Copy every entry exactly.

## DATASET ROWS
:::::

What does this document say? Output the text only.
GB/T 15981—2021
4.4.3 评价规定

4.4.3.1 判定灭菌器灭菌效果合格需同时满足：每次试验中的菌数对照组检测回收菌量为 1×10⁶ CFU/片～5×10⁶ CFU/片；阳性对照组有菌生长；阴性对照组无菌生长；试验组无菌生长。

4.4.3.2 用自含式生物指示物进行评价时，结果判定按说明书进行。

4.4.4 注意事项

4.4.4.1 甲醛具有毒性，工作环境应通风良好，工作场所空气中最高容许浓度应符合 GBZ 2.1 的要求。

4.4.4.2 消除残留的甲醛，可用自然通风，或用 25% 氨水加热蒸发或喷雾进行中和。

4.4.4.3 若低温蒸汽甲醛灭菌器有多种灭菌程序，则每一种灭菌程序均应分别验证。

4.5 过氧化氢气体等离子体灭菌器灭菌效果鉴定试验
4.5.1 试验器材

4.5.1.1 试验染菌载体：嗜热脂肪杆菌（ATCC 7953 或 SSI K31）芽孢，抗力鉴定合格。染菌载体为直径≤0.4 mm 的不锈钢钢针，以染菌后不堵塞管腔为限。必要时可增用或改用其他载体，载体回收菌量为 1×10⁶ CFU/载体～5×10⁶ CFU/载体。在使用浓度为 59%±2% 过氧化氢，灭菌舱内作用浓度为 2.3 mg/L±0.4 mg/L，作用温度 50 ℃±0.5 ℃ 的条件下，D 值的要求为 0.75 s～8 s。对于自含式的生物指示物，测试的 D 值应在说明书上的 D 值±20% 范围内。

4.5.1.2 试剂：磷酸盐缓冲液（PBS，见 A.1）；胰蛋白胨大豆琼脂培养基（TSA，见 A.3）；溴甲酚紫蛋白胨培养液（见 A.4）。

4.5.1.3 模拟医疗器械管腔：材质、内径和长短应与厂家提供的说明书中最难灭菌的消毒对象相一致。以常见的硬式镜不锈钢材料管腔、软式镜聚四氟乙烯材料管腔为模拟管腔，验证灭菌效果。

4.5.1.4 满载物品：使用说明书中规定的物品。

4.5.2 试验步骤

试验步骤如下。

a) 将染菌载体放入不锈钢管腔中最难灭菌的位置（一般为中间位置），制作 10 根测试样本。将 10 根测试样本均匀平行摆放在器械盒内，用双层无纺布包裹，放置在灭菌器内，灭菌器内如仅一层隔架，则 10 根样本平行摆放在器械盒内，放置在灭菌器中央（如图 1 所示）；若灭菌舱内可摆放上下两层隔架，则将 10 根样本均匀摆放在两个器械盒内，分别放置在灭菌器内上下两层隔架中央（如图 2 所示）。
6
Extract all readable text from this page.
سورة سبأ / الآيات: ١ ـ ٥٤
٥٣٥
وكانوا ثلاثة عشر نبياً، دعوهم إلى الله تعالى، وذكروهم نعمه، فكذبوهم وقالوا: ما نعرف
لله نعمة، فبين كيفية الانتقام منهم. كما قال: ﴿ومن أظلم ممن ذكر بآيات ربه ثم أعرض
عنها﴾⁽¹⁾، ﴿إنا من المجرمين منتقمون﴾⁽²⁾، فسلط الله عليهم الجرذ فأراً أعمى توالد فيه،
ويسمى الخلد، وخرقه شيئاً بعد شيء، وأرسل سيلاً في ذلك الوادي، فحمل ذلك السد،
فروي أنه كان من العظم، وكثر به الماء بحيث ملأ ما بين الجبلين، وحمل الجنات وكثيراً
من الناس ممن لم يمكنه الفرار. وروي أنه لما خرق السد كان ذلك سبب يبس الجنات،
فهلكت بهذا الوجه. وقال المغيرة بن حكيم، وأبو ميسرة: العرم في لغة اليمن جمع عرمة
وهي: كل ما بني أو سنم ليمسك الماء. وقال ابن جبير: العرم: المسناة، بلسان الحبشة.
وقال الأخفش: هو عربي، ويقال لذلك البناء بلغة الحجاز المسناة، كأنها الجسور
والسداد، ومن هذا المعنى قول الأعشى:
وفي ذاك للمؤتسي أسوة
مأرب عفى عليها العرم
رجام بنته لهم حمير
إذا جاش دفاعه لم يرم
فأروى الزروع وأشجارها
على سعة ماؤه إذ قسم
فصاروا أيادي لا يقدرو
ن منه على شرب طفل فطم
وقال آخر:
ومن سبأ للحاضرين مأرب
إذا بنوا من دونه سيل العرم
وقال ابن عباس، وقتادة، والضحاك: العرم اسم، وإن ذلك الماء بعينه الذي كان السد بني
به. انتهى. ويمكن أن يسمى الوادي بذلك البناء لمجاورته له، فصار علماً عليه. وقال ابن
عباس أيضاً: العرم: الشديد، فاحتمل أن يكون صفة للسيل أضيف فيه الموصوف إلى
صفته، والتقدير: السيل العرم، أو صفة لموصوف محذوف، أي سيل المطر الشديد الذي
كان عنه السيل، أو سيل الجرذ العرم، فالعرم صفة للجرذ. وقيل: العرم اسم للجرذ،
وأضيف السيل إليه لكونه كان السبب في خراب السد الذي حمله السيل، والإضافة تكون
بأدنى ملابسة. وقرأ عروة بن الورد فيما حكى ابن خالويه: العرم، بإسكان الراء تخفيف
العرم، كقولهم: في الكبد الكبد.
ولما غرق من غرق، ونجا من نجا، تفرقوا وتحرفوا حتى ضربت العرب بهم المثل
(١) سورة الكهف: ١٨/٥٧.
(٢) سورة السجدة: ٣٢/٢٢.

:::::

## SOLUTION TO THIS TASK
What does this document say? Output the text only.
GB/T 15981—2021
4.4.3 评价规定

4.4.3.1 判定灭菌器灭菌效果合格需同时满足：每次试验中的菌数对照组检测回收菌量为 1×10⁶ CFU/片～5×10⁶ CFU/片；阳性对照组有菌生长；阴性对照组无菌生长；试验组无菌生长。

4.4.3.2 用自含式生物指示物进行评价时，结果判定按说明书进行。

4.4.4 注意事项

4.4.4.1 甲醛具有毒性，工作环境应通风良好，工作场所空气中最高容许浓度应符合 GBZ 2.1 的要求。

4.4.4.2 消除残留的甲醛，可用自然通风，或用 25% 氨水加热蒸发或喷雾进行中和。

4.4.4.3 若低温蒸汽甲醛灭菌器有多种灭菌程序，则每一种灭菌程序均应分别验证。

4.5 过氧化氢气体等离子体灭菌器灭菌效果鉴定试验
4.5.1 试验器材

4.5.1.1 试验染菌载体：嗜热脂肪杆菌（ATCC 7953 或 SSI K31）芽孢，抗力鉴定合格。染菌载体为直径≤0.4 mm 的不锈钢钢针，以染菌后不堵塞管腔为限。必要时可增用或改用其他载体，载体回收菌量为 1×10⁶ CFU/载体～5×10⁶ CFU/载体。在使用浓度为 59%±2% 过氧化氢，灭菌舱内作用浓度为 2.3 mg/L±0.4 mg/L，作用温度 50 ℃±0.5 ℃ 的条件下，D 值的要求为 0.75 s～8 s。对于自含式的生物指示物，测试的 D 值应在说明书上的 D 值±20% 范围内。

4.5.1.2 试剂：磷酸盐缓冲液（PBS，见 A.1）；胰蛋白胨大豆琼脂培养基（TSA，见 A.3）；溴甲酚紫蛋白胨培养液（见 A.4）。

4.5.1.3 模拟医疗器械管腔：材质、内径和长短应与厂家提供的说明书中最难灭菌的消毒对象相一致。以常见的硬式镜不锈钢材料管腔、软式镜聚四氟乙烯材料管腔为模拟管腔，验证灭菌效果。

4.5.1.4 满载物品：使用说明书中规定的物品。

4.5.2 试验步骤

试验步骤如下。

a) 将染菌载体放入不锈钢管腔中最难灭菌的位置（一般为中间位置），制作 10 根测试样本。将 10 根测试样本均匀平行摆放在器械盒内，用双层无纺布包裹，放置在灭菌器内，灭菌器内如仅一层隔架，则 10 根样本平行摆放在器械盒内，放置在灭菌器中央（如图 1 所示）；若灭菌舱内可摆放上下两层隔架，则将 10 根样本均匀摆放在两个器械盒内，分别放置在灭菌器内上下两层隔架中央（如图 2 所示）。
6
Extract all readable text from this page.
سورة سبأ / الآيات: ١ ـ ٥٤
٥٣٥
وكانوا ثلاثة عشر نبياً، دعوهم إلى الله تعالى، وذكروهم نعمه، فكذبوهم وقالوا: ما نعرف
لله نعمة، فبين كيفية الانتقام منهم. كما قال: ﴿ومن أظلم ممن ذكر بآيات ربه ثم أعرض
عنها﴾⁽¹⁾، ﴿إنا من المجرمين منتقمون﴾⁽²⁾، فسلط الله عليهم الجرذ فأراً أعمى توالد فيه،
ويسمى الخلد، وخرقه شيئاً بعد شيء، وأرسل سيلاً في ذلك الوادي، فحمل ذلك السد،
فروي أنه كان من العظم، وكثر به الماء بحيث ملأ ما بين الجبلين، وحمل الجنات وكثيراً
من الناس ممن لم يمكنه الفرار. وروي أنه لما خرق السد كان ذلك سبب يبس الجنات،
فهلكت بهذا الوجه. وقال المغيرة بن حكيم، وأبو ميسرة: العرم في لغة اليمن جمع عرمة
وهي: كل ما بني أو سنم ليمسك الماء. وقال ابن جبير: العرم: المسناة، بلسان الحبشة.
وقال الأخفش: هو عربي، ويقال لذلك البناء بلغة الحجاز المسناة، كأنها الجسور
والسداد، ومن هذا المعنى قول الأعشى:
وفي ذاك للمؤتسي أسوة
مأرب عفى عليها العرم
رجام بنته لهم حمير
إذا جاش دفاعه لم يرم
فأروى الزروع وأشجارها
على سعة ماؤه إذ قسم
فصاروا أيادي لا يقدرو
ن منه على شرب طفل فطم
وقال آخر:
ومن سبأ للحاضرين مأرب
إذا بنوا من دونه سيل العرم
وقال ابن عباس، وقتادة، والضحاك: العرم اسم، وإن ذلك الماء بعينه الذي كان السد بني
به. انتهى. ويمكن أن يسمى الوادي بذلك البناء لمجاورته له، فصار علماً عليه. وقال ابن
عباس أيضاً: العرم: الشديد، فاحتمل أن يكون صفة للسيل أضيف فيه الموصوف إلى
صفته، والتقدير: السيل العرم، أو صفة لموصوف محذوف، أي سيل المطر الشديد الذي
كان عنه السيل، أو سيل الجرذ العرم، فالعرم صفة للجرذ. وقيل: العرم اسم للجرذ،
وأضيف السيل إليه لكونه كان السبب في خراب السد الذي حمله السيل، والإضافة تكون
بأدنى ملابسة. وقرأ عروة بن الورد فيما حكى ابن خالويه: العرم، بإسكان الراء تخفيف
العرم، كقولهم: في الكبد الكبد.
ولما غرق من غرق، ونجا من نجا، تفرقوا وتحرفوا حتى ضربت العرب بهم المثل
(١) سورة الكهف: ١٨/٥٧.
(٢) سورة السجدة: ٣٢/٢٢.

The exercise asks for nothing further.